_Stated problem_
In the data, extract each line that holds the string "Willi".

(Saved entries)

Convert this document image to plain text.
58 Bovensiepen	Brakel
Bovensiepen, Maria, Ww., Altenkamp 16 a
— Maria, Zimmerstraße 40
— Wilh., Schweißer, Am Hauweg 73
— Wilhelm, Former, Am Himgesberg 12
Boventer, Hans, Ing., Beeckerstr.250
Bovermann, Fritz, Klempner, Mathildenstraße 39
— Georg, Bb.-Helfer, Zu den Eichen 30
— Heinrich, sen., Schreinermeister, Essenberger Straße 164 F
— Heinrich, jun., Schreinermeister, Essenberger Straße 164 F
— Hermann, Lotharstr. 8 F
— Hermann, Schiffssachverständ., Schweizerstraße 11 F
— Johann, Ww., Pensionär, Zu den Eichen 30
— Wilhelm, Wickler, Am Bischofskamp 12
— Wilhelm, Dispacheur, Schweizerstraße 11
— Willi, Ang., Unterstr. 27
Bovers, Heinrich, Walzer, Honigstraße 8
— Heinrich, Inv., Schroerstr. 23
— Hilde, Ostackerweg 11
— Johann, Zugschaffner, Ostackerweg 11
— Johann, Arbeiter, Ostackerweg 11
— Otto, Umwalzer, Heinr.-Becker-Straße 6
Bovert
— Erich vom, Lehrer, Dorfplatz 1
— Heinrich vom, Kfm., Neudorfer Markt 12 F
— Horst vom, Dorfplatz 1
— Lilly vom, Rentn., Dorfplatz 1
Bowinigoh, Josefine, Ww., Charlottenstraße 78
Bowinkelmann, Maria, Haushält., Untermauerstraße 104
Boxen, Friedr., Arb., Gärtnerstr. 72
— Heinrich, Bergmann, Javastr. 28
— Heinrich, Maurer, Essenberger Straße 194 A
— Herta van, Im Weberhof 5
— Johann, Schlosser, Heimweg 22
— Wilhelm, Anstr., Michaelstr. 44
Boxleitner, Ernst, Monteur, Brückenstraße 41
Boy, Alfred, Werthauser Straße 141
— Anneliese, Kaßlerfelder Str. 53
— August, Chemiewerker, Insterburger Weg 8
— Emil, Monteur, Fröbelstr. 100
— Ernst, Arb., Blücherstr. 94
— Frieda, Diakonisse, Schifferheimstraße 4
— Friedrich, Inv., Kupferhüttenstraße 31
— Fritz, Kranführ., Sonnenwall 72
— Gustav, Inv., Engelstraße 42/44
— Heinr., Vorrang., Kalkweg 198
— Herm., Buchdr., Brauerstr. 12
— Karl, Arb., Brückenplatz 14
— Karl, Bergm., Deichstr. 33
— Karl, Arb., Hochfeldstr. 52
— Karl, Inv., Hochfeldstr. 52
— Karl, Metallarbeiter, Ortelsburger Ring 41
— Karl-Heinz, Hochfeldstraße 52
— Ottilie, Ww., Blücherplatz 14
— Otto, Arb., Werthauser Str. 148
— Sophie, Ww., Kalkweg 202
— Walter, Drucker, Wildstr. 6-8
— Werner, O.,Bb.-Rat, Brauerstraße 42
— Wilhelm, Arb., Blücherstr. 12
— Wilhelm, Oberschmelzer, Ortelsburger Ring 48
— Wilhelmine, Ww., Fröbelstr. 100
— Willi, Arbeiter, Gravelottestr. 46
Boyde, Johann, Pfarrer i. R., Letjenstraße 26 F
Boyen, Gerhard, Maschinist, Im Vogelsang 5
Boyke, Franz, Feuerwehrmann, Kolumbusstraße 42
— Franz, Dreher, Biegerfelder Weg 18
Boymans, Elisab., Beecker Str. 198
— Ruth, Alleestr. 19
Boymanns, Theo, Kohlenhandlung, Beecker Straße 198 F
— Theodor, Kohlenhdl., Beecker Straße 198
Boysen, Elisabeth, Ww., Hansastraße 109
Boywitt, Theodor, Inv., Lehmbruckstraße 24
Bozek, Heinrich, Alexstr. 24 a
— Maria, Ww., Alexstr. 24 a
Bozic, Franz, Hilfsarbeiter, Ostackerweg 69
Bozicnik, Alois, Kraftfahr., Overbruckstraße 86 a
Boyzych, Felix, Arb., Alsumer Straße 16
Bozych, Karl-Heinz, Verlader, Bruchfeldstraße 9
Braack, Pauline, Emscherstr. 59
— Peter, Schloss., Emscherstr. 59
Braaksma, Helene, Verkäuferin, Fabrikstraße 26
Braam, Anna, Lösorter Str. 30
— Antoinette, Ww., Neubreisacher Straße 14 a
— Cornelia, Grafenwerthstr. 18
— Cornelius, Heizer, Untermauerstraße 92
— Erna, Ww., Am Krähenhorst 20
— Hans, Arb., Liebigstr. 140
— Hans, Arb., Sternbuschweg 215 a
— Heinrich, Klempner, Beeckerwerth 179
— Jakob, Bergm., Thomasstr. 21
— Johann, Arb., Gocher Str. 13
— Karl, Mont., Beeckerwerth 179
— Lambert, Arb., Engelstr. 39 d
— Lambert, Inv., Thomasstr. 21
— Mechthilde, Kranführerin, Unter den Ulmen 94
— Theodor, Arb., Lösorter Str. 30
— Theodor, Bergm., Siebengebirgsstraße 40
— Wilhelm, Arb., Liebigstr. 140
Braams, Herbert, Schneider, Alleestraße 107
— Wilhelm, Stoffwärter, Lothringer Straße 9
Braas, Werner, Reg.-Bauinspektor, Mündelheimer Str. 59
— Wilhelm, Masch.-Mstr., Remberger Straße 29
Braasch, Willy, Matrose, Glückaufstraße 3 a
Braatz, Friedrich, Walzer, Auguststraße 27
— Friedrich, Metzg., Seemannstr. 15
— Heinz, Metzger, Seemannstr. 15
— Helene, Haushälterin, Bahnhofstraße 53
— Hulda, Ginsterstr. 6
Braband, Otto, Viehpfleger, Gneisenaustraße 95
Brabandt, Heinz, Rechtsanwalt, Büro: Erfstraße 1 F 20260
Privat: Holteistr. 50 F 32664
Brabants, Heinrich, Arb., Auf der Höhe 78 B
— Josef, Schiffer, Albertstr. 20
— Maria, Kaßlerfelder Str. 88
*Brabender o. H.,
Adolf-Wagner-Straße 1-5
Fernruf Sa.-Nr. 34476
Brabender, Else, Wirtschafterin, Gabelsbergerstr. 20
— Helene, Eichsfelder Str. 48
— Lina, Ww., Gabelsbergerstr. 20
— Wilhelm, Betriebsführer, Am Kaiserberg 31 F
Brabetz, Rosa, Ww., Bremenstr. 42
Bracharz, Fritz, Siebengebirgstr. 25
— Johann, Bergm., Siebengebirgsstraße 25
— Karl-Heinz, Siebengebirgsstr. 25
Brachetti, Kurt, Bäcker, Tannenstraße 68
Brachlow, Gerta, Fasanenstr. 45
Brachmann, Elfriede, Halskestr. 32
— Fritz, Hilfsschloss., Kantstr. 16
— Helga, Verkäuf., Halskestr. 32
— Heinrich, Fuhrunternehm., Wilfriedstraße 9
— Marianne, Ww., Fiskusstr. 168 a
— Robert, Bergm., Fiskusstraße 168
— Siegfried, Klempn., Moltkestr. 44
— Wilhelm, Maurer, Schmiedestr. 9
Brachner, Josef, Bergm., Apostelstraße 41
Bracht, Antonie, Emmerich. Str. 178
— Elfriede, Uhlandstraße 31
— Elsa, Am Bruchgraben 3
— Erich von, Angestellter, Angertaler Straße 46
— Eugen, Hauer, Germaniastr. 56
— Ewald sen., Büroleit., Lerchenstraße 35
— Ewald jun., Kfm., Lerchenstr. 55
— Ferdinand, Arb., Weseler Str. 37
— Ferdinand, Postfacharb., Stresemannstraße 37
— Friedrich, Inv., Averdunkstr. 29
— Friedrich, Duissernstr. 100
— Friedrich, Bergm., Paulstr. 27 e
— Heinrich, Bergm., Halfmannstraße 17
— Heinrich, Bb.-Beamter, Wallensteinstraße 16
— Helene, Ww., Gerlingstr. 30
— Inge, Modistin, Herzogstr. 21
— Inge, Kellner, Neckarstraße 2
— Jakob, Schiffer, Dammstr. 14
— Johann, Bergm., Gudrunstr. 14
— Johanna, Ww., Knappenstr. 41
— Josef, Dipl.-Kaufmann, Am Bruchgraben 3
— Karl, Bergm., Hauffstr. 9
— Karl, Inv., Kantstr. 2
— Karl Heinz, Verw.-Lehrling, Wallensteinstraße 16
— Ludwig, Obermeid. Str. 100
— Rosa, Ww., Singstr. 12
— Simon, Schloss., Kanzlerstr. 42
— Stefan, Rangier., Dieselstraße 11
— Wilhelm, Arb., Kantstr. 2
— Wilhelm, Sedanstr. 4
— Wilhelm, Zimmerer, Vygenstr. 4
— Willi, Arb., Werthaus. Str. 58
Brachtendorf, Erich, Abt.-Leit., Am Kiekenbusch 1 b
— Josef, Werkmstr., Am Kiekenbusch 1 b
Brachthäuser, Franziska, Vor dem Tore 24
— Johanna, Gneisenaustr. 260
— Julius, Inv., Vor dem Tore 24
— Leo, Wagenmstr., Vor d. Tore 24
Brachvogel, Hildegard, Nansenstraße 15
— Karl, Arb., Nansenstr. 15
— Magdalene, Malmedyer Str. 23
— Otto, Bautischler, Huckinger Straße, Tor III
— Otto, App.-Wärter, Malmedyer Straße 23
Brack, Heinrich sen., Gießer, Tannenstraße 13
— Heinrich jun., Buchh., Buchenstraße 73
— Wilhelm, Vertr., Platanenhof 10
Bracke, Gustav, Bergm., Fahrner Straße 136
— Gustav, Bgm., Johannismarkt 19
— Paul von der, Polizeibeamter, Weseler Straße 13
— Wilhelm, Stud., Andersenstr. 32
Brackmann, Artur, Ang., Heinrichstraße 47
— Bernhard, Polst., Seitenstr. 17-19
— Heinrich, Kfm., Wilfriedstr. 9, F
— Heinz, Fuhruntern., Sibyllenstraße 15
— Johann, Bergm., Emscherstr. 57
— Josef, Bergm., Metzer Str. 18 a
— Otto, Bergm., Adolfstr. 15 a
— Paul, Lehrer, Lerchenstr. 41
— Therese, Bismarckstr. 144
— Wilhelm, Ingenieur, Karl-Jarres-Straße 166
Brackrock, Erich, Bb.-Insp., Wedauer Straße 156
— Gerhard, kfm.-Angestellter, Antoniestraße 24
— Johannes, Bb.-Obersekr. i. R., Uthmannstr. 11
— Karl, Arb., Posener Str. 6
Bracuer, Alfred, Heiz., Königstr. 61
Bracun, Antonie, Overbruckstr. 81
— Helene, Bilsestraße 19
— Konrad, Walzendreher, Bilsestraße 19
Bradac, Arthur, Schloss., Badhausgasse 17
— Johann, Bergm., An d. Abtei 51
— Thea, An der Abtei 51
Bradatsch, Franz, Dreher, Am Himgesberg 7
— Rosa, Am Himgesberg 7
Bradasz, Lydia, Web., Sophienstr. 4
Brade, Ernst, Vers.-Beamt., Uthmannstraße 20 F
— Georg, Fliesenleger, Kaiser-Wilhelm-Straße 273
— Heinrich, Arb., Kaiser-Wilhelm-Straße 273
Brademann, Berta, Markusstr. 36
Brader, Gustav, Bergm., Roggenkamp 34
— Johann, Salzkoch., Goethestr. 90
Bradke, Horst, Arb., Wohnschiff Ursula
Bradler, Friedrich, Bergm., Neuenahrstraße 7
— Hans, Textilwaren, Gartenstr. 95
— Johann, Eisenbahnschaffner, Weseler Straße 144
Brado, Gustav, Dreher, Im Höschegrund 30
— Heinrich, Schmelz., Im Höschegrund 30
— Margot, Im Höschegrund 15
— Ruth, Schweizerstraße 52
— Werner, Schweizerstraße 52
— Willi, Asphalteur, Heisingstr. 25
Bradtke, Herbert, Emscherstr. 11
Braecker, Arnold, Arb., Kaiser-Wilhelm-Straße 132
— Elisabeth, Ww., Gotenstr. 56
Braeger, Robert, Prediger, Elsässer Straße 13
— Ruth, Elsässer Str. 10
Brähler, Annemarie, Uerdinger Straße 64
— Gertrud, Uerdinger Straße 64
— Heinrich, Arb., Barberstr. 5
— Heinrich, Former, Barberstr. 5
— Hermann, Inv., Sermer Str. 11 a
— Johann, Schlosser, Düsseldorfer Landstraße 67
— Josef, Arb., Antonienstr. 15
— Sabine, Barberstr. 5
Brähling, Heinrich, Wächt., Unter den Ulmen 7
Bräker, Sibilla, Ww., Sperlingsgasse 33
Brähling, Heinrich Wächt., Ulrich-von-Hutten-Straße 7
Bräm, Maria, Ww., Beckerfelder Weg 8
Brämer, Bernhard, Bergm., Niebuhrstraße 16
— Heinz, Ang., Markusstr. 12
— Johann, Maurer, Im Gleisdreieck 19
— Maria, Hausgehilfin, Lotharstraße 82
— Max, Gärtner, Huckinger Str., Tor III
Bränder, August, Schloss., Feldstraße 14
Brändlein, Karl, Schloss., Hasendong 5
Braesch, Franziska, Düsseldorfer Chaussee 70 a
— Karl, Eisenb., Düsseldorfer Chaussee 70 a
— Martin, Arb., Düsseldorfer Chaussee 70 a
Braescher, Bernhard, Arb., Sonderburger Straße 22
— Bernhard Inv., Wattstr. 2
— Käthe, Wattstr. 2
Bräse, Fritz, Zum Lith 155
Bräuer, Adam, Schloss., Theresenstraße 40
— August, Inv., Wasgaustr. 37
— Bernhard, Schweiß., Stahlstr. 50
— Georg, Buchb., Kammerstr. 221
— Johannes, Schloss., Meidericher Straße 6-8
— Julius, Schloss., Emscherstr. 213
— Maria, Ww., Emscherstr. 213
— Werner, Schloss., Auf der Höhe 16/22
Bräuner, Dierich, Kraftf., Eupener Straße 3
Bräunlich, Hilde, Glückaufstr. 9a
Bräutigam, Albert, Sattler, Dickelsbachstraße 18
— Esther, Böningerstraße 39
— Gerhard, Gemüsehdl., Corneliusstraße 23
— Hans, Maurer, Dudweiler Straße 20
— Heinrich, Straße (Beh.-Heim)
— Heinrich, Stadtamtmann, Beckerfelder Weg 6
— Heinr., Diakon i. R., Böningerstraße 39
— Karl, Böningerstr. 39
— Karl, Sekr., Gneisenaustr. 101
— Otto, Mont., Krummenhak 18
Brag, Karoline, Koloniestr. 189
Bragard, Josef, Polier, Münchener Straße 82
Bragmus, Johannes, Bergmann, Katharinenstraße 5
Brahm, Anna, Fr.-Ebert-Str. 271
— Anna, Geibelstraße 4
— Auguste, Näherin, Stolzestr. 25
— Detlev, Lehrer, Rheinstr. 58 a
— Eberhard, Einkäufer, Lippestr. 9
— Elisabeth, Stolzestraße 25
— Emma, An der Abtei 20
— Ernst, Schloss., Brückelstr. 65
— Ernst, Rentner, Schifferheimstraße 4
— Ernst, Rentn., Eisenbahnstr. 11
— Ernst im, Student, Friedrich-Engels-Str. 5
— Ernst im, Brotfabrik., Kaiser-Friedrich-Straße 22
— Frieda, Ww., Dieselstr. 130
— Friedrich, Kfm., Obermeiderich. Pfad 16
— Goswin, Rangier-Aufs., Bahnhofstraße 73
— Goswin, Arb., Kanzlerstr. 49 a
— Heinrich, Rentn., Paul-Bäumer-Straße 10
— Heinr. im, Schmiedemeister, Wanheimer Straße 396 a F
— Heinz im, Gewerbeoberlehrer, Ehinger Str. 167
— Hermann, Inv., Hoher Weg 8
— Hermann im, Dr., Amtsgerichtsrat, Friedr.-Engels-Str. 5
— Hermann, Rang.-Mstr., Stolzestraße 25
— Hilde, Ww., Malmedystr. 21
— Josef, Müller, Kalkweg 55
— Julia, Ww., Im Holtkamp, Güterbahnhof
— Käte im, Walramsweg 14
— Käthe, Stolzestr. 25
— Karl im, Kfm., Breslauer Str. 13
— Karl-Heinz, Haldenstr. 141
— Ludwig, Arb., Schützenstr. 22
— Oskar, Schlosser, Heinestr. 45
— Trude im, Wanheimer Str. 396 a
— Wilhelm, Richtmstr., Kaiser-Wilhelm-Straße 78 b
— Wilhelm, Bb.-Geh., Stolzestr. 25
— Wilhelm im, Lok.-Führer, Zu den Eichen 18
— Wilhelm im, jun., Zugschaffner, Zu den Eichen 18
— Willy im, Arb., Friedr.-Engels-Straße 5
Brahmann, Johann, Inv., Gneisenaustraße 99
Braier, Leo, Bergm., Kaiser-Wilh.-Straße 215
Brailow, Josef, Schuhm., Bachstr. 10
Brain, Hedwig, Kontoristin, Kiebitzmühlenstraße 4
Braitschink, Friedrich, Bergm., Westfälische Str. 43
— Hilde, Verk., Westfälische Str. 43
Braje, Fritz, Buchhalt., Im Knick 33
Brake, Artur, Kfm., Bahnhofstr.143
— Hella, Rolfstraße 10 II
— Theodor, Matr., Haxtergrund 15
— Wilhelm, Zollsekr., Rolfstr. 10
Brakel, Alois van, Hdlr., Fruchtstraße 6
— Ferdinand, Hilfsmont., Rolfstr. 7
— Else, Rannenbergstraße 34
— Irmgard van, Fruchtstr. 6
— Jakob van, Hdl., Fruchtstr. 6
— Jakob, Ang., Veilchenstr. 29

_Task output_
— Willi, Ang., Unterstr. 27
— Willi, Arbeiter, Gravelottestr. 46
— Willi, Arb., Werthaus. Str. 58
— Willi, Asphalteur, Heisingstr. 25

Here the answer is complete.